Do this -
Examine the records and identify each line that includes the string "Seguidores". Copy those lines.

Exercise material -
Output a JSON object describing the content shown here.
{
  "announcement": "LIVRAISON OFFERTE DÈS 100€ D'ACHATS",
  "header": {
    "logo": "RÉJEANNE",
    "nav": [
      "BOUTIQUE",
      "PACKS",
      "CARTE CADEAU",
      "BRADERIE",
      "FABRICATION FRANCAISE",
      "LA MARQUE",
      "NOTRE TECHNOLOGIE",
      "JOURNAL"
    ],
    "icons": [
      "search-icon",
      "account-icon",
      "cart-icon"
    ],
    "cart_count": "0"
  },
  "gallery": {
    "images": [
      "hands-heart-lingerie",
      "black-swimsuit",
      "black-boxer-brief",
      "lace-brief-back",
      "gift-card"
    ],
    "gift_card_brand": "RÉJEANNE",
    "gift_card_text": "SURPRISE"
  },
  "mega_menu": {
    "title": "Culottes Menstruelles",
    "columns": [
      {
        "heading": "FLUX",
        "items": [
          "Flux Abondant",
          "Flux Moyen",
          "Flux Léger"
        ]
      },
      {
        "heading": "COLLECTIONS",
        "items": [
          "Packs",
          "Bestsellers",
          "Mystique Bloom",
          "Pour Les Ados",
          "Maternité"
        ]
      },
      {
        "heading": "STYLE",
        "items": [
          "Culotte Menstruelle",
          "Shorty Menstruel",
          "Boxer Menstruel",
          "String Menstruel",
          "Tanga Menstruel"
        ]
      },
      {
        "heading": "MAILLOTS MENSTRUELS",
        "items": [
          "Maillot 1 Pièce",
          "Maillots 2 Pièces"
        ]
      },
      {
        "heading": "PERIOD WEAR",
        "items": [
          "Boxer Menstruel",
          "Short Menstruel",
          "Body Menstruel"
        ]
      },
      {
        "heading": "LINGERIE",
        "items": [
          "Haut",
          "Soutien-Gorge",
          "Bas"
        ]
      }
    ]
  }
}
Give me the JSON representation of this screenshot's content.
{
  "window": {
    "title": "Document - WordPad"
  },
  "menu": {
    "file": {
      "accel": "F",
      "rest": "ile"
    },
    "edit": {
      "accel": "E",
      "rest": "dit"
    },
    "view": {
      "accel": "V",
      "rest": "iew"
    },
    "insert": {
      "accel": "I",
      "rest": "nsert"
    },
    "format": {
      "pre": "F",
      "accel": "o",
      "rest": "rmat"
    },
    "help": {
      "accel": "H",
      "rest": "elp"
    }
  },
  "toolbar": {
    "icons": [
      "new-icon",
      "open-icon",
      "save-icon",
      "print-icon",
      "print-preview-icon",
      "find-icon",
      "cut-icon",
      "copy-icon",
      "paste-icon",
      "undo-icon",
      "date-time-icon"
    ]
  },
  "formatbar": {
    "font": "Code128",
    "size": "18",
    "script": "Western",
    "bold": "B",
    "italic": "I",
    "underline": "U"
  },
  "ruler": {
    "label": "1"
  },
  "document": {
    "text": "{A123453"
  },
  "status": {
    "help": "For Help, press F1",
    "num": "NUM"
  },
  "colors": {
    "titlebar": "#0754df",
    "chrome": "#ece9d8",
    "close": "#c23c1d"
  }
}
---
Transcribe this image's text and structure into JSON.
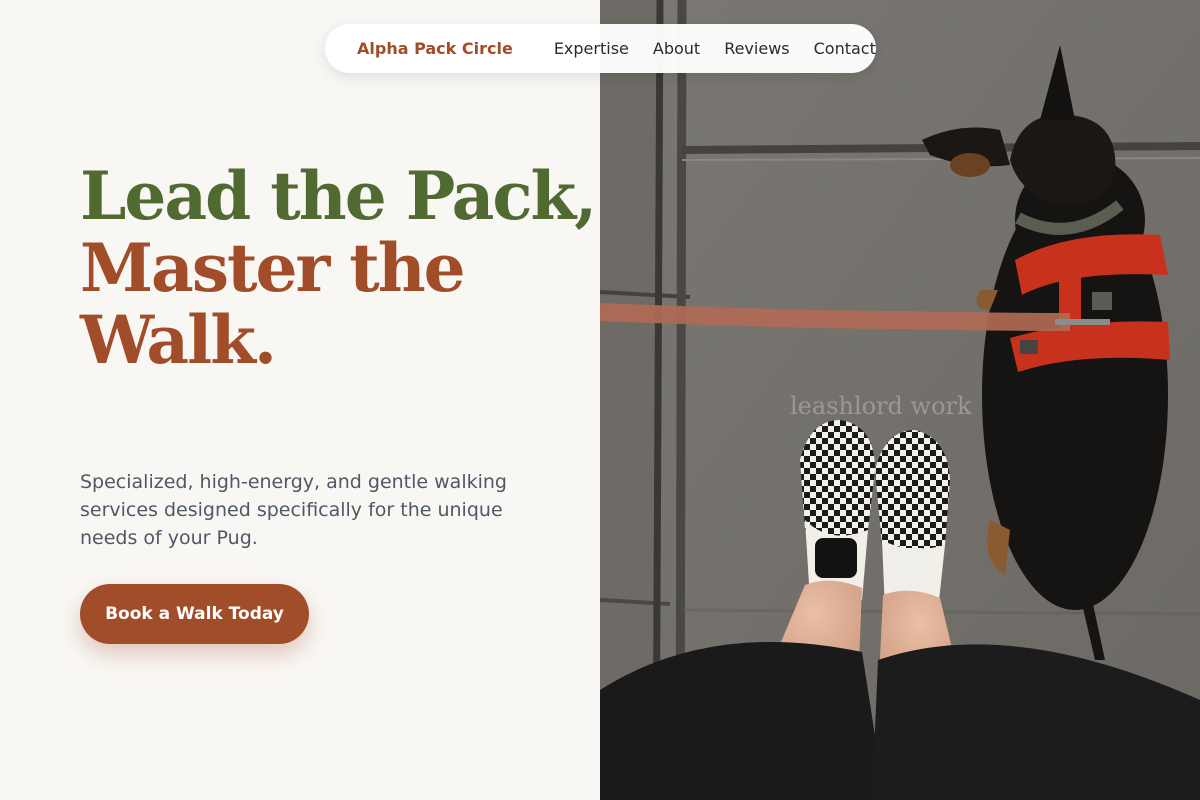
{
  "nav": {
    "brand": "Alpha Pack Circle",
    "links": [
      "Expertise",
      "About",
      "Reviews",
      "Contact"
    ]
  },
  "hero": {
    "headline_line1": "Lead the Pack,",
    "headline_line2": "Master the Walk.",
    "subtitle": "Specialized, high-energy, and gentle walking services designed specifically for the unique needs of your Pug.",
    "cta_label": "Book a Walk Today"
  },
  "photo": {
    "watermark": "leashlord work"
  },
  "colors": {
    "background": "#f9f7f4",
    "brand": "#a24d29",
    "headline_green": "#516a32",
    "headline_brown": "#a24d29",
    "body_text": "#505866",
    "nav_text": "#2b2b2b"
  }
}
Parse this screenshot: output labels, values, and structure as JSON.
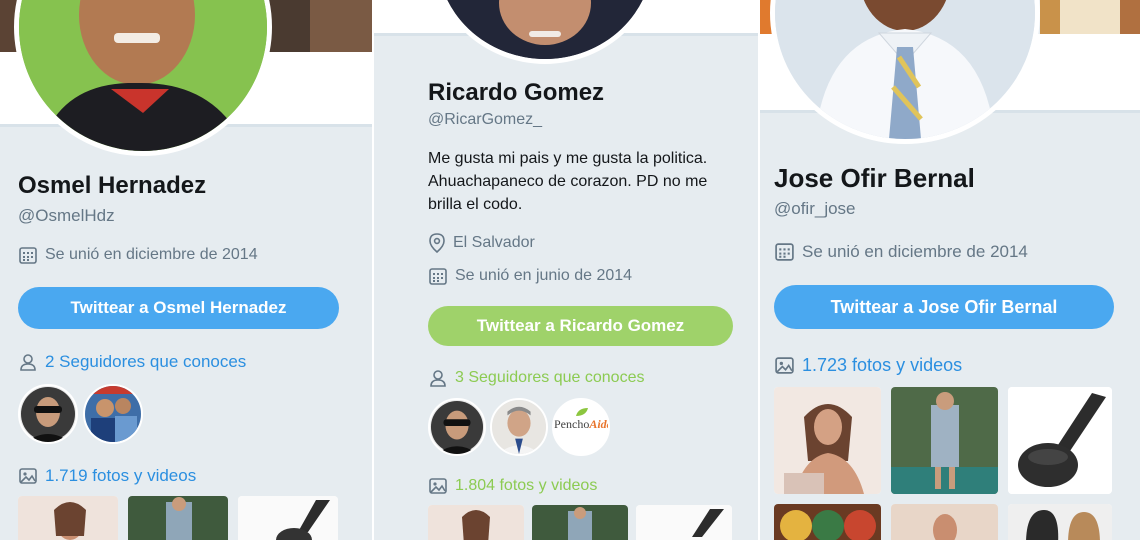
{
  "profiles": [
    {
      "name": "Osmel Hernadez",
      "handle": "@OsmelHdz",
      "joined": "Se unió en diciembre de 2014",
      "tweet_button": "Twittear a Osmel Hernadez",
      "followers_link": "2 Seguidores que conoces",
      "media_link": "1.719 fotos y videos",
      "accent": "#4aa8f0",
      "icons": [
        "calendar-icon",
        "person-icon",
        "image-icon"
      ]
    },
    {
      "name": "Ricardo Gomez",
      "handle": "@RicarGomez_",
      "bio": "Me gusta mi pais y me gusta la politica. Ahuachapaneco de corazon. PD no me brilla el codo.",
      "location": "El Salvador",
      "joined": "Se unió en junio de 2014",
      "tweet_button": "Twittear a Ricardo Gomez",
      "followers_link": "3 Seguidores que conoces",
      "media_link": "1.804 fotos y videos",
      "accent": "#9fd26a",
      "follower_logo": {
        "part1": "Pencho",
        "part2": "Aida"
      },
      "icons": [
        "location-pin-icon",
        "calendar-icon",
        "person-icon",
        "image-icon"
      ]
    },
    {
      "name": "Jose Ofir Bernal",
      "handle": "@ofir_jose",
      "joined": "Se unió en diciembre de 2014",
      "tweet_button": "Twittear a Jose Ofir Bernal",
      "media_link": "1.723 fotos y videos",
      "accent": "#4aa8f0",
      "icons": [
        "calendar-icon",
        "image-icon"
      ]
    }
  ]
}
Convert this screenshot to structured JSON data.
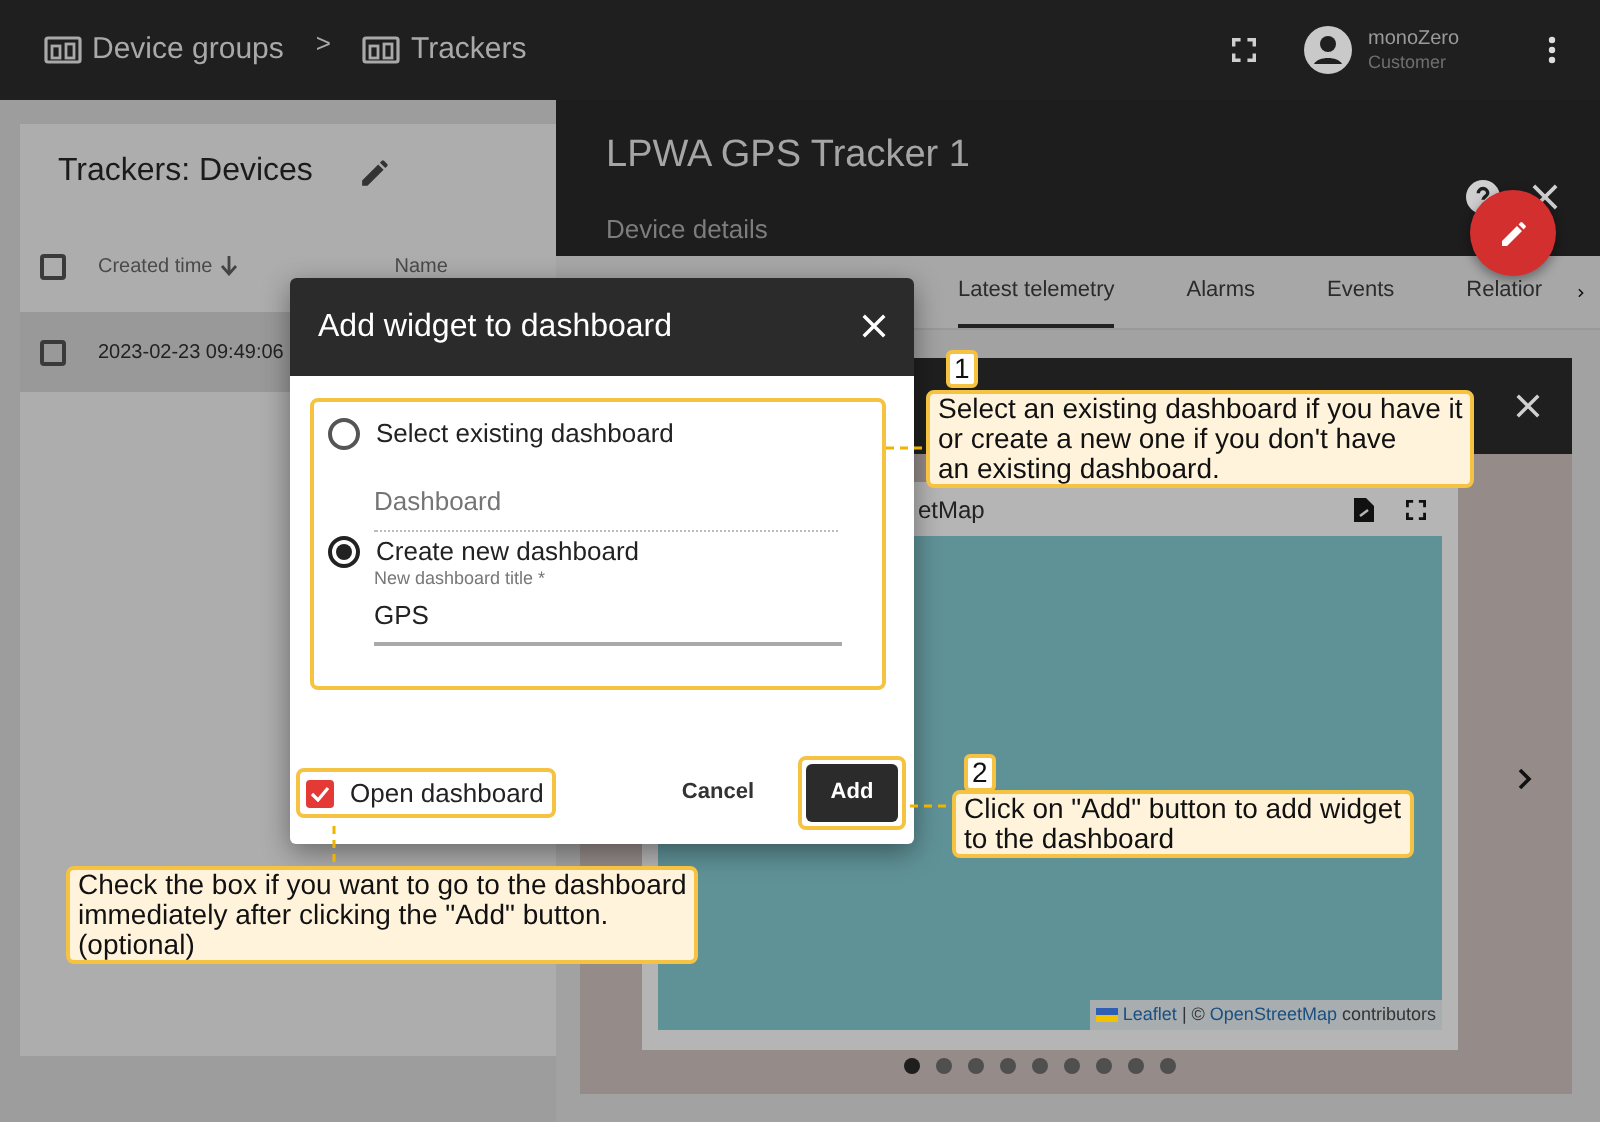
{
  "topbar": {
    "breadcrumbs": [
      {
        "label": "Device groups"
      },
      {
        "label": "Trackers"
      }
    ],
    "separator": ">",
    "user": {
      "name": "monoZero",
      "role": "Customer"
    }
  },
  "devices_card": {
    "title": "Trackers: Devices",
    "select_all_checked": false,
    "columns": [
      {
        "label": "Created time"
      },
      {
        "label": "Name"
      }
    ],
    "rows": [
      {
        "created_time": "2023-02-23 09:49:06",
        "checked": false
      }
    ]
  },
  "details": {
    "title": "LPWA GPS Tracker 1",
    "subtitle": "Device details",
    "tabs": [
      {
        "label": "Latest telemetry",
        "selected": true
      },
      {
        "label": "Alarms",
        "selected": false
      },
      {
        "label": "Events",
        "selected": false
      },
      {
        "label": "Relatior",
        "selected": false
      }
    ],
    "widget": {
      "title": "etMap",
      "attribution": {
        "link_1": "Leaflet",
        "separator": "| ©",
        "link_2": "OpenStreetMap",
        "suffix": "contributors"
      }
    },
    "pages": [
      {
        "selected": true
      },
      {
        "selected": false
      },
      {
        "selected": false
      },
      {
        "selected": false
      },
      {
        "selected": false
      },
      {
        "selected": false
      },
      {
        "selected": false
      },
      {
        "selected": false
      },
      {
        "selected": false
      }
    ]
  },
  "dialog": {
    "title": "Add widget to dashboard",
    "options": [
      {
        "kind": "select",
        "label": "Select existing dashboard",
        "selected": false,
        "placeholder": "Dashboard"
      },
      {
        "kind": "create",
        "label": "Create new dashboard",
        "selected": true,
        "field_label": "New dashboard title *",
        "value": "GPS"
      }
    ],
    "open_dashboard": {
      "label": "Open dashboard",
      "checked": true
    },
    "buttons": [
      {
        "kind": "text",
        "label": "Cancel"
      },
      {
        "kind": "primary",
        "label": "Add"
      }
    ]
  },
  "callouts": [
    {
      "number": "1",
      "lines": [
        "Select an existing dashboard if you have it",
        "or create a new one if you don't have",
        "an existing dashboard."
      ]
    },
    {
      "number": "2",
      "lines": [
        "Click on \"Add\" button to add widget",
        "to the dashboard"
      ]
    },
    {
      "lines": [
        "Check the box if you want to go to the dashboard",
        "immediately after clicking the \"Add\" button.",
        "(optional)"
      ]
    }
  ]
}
...
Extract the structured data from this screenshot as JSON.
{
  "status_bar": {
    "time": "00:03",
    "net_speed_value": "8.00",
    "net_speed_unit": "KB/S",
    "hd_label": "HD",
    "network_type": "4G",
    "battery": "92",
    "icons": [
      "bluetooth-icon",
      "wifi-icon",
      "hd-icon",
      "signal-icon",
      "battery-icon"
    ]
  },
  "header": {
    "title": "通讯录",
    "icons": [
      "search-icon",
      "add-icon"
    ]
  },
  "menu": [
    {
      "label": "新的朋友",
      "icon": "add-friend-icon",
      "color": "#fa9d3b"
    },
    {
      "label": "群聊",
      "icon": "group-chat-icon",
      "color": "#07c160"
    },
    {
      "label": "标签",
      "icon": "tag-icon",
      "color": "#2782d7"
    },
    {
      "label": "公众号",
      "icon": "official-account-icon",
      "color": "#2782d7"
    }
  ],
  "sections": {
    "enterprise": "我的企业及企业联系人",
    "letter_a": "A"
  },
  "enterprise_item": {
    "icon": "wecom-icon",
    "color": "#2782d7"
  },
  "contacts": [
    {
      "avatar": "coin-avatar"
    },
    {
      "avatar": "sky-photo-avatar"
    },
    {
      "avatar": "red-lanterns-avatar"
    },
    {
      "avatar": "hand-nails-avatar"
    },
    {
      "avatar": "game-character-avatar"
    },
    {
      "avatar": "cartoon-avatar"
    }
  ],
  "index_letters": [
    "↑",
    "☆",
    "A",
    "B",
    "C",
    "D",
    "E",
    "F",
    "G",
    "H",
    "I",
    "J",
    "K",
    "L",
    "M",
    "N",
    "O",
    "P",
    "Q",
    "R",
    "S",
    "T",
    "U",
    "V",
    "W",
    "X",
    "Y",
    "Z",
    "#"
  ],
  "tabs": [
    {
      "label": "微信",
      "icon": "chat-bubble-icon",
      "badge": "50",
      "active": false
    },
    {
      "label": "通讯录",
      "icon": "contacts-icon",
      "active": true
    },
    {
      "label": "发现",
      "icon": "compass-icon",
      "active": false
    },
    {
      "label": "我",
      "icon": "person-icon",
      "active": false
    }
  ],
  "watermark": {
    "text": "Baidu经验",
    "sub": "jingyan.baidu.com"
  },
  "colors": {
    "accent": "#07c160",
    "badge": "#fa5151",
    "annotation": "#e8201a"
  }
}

Response to the exercise -
      "followers_link": "2 Seguidores que conoces",
      "followers_link": "3 Seguidores que conoces",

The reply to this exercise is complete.